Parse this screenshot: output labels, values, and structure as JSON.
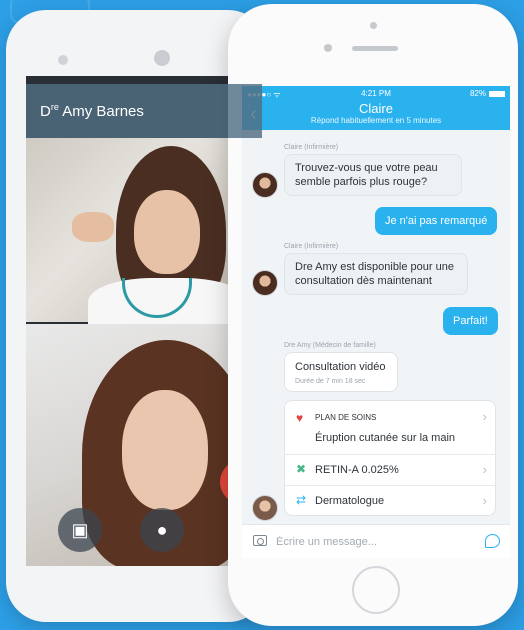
{
  "back_phone": {
    "doctor_name_prefix": "D",
    "doctor_name_sup": "re",
    "doctor_name": " Amy Barnes"
  },
  "status_bar": {
    "signal": "●●●●○ ᯤ",
    "time": "4:21 PM",
    "battery": "82%"
  },
  "header": {
    "contact_name": "Claire",
    "contact_status": "Répond habituellement en 5 minutes"
  },
  "messages": [
    {
      "sender": "Claire (Infirmière)",
      "text": "Trouvez-vous que votre peau semble parfois plus rouge?"
    },
    {
      "text": "Je n'ai pas remarqué"
    },
    {
      "sender": "Claire (Infirmière)",
      "text": "Dre Amy est disponible pour une consultation dès maintenant"
    },
    {
      "text": "Parfait!"
    }
  ],
  "video_card": {
    "sender": "Dre Amy (Médecin de famille)",
    "title": "Consultation vidéo",
    "duration": "Durée de 7 min 18 sec"
  },
  "care_plan": {
    "section_label": "PLAN DE SOINS",
    "condition": "Éruption cutanée sur la main",
    "medication": "RETIN-A 0.025%",
    "referral": "Dermatologue"
  },
  "composer": {
    "placeholder": "Écrire un message..."
  },
  "icons": {
    "back": "‹",
    "heart": "♥",
    "bandage": "✖",
    "transfer": "⇄",
    "chevron": "›",
    "phone_icon": "▣",
    "mic_icon": "●"
  },
  "colors": {
    "accent": "#29b2ee",
    "background": "#2d9fe6",
    "heart": "#e2453c",
    "bandage": "#43b88a"
  }
}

***

→ **Problem requirements**: Copy out the lines that hold "text".

→ **Response to this task**:
      "text": "Trouvez-vous que votre peau semble parfois plus rouge?"
      "text": "Je n'ai pas remarqué"
      "text": "Dre Amy est disponible pour une consultation dès maintenant"
      "text": "Parfait!"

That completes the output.